So I took the quiz and filled out some paperwork. While doing this I got a taste of the people who use this service. I ended up filling out my paperwork alongside a gentleman who had been working at a Labor Ready for years in Wisconsin and had moved into SD the day before. Another man shared his opinion about how blonde jokes give blonde people a bad rep. He went on to explain that they are so intelligent and swift that sometimes they don't get the emotional side of things. It was all sort of random but I pretty much felt he had reverse prejudice going on. Meanwhile, a business called in to have someone assigned for a job the next day. The other story I heard gave me a little more insight to the people that the workers at Labor Ready are used to dealing with. The receptionist said that some woman had called and asked a question about what time an application was due. The receptionist said that she told the woman it was due at 2 p.m., to which the woman responded "2 p.m. in the morning or the afternoon?"
Shortly after I turned my forms in and she went over it and was shocked that out of about 25 questions I had only gotten one question wrong and I needed to correct it to be finished. She also pointed some things out to me that I'd forgotten to sign. I did that quickly and came back. Again she was surprised at how quickly I had corrected my error. I could sort of see why after her stories. Apparently she was impressed because she asked me if I wanted to do the job that had come in while I was filling out my application. Tomorrow morning I have to be in town at 6am, so that I will be ready to drive someone around for four to five hours while they take down data. That was as much information as I got. I don't need a CDL and I'll be driving the car they drove up from Virginia. They did require that a copy of my license be sent over and that I filled out a sheet for consent. We'll see how it goes.
Labor Ready opens at 4am every morning and closes at 7:30 p.m. every day. I found out that this is because they work with one company that has a 6am-6pm shift and a 6pm-4am shift almost every day. I guess they package gaming cards. She gave me Pokemon as an example. This clued me in to why the lawn chairs were sitting in the corner. I'm betting that people line them up and sit in them while they wait to be assigned work.
In order to be approved to work for the gaming card company I had to do a drug screening test. The last drug test I did for my internship during school was at an off-campus location so I expected to have to it somewhere else and send the results back.

⁂

WORK TASK 1:
Which geographic places are named in the Labor Ready account above?
WORK TASK 2:
In the Labor Ready account above, what time does Labor Ready open every morning?
WORK TASK 3:
Proceed with the Labor Ready account above, picking up right after its final sentence.
The items that follow are separate material, unrelated to the Labor Ready account.

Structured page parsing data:
⁂

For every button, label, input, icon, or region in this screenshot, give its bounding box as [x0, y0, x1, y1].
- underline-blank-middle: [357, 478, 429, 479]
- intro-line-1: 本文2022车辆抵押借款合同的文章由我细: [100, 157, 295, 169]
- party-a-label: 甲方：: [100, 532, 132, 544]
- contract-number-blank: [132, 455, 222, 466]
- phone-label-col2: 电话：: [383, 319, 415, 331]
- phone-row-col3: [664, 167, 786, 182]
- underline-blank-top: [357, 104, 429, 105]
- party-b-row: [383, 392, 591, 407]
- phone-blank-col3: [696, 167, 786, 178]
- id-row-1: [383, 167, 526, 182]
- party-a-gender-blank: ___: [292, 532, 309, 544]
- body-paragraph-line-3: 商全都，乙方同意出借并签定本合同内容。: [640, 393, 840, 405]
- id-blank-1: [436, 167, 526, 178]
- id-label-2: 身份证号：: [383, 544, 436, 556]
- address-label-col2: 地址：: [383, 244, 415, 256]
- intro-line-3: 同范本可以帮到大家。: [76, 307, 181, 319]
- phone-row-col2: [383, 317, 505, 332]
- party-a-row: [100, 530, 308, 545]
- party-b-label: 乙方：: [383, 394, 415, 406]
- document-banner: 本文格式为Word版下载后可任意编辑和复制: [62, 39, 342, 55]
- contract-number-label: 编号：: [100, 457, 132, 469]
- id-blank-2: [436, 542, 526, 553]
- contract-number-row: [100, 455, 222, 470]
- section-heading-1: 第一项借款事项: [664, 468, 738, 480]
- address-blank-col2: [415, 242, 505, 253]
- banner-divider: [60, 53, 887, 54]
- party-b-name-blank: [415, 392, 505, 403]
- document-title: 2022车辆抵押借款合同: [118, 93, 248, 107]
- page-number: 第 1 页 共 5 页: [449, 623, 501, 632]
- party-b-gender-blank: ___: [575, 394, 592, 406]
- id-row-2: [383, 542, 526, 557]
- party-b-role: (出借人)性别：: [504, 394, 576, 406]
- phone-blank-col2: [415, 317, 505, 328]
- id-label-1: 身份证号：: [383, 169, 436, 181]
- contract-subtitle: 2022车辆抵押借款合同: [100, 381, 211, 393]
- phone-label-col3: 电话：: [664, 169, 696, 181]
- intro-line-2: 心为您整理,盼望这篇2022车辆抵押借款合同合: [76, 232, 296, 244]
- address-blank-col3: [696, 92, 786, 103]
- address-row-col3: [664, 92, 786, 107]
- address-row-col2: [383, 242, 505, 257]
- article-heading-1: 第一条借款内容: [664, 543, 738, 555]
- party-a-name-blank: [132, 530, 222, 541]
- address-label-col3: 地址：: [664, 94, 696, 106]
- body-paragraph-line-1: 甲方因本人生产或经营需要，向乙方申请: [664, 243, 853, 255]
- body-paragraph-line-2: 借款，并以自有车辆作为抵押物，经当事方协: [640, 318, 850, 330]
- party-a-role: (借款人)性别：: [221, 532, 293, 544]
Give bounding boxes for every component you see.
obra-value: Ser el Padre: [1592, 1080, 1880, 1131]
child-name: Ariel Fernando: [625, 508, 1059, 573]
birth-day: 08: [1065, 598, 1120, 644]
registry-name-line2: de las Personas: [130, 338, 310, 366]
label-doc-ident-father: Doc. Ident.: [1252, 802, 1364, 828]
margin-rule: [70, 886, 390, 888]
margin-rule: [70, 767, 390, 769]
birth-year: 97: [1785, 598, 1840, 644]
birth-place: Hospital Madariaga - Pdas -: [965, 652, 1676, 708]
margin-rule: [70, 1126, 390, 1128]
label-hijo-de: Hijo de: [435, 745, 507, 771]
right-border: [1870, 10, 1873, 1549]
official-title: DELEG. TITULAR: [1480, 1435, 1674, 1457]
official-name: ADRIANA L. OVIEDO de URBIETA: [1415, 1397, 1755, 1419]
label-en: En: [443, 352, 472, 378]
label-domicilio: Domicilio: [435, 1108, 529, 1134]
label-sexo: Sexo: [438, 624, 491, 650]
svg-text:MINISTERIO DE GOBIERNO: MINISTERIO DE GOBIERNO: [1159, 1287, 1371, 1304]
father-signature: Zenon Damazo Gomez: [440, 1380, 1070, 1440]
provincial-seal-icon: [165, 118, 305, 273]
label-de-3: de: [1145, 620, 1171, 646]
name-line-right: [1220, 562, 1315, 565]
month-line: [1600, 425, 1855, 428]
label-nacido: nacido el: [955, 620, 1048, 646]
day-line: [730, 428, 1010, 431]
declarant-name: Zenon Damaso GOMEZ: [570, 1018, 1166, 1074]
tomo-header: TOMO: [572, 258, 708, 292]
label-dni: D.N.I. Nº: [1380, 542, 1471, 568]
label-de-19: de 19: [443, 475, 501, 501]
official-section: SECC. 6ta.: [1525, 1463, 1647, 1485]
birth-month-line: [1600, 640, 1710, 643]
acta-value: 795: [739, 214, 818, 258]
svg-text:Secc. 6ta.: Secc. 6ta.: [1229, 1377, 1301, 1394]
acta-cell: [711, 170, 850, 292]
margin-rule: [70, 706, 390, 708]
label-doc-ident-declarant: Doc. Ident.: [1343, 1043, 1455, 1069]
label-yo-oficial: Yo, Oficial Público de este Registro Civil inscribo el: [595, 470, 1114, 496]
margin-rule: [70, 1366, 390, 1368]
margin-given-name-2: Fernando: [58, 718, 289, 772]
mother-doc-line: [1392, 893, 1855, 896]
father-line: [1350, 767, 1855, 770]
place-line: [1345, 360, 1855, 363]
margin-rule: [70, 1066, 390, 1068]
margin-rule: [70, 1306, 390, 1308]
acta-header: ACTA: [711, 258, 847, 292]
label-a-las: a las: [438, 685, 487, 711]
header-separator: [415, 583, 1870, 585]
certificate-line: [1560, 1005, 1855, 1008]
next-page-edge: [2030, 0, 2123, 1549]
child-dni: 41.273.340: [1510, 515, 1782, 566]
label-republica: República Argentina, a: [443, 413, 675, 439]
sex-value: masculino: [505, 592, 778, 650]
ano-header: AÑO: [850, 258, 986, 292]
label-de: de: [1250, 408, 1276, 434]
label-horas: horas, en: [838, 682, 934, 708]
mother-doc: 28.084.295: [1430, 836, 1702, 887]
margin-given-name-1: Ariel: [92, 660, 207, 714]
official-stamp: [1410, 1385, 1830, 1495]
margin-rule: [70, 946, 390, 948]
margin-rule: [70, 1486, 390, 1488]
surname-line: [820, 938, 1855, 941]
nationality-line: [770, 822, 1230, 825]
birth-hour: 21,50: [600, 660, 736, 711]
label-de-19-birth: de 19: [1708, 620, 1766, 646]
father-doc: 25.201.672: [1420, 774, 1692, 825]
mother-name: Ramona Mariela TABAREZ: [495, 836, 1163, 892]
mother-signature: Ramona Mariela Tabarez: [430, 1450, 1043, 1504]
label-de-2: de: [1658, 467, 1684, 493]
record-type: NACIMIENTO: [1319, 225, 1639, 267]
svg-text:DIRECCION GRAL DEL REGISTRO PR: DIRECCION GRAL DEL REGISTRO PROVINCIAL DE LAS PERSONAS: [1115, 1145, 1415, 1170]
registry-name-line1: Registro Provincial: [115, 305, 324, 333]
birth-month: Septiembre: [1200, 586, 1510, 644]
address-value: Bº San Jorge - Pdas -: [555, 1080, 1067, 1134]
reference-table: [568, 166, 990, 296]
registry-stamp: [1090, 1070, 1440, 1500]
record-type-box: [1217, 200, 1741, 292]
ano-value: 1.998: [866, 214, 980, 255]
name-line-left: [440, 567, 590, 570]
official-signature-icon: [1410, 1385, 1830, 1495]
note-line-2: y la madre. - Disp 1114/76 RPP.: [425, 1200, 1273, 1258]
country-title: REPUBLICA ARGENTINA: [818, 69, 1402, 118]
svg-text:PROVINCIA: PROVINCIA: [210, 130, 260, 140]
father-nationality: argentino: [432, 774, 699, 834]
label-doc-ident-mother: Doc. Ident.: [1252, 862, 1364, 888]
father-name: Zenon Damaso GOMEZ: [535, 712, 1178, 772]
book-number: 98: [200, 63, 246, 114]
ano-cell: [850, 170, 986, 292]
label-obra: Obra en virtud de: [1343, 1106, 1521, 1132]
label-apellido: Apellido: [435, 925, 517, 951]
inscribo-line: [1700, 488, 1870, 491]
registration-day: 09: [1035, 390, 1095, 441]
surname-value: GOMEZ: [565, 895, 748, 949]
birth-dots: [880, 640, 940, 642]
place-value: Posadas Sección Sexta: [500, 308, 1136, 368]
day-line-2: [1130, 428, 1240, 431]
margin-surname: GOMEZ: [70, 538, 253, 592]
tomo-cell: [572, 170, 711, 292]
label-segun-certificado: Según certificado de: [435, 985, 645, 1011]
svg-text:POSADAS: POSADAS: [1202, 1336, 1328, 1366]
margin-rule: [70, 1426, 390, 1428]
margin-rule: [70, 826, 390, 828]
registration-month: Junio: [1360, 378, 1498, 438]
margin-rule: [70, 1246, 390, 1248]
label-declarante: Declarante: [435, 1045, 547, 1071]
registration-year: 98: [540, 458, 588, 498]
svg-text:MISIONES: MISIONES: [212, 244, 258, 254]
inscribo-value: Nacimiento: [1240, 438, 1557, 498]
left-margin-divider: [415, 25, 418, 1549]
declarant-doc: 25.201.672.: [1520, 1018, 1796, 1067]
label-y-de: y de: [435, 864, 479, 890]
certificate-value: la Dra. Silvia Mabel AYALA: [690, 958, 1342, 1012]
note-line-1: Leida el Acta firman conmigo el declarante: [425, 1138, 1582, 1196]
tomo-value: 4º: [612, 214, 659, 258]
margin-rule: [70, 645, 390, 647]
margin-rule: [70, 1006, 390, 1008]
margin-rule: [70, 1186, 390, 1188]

⁂

TASK ANSWER 1:
Wisconsin, SD, Virginia

TASK ANSWER 2:
4am

TASK ANSWER 3:
Apparently, this was not the case. I was to take the test there and bring the sample out for her at the counter when I was done. At this point, I'm optimistic because that means no waiting and I could hopefully start tomorrow. However, when I get out of the restroom I saw that the nice older gentleman was standing at the counter waiting get his paperwork approved. I, being modest as I assume anyone else would have been at this point, looked at her blankly waiting for instructions with the sample close at my side and out of sight and said, "I have the sample." "Well, put it on the counter," she countered, not caring one iota about my self-respect at that time, and then realizing too late why I was hesitant. "Everyone does it!" she blurted and then continued to ramble as I meekly set it on the counter, "It's a natural thing, right?" she asked the gentleman next to me, much to my mortification as he nodded and said yes. Until that point I was able to pretend he wasn't in the room, but she had to go and pull him into the conversation. "Everyone does it, no need to be embarrassed." Yea, ok. Easy for you to say, lady.
Needless to say, not a huge deal, but not the most comfortable situation. And obviously I passed.
So, I'm hoping that tomorrow I'll be able to work in the morning, take a short nap, and take the 6pm-4am shift. It's gonna be tough and I'm very sure that it will be very boring. But, I'll bring some headphones with me and see if I can get away with listening to that while I work. Oh, I get a sack lunch provided to me, too.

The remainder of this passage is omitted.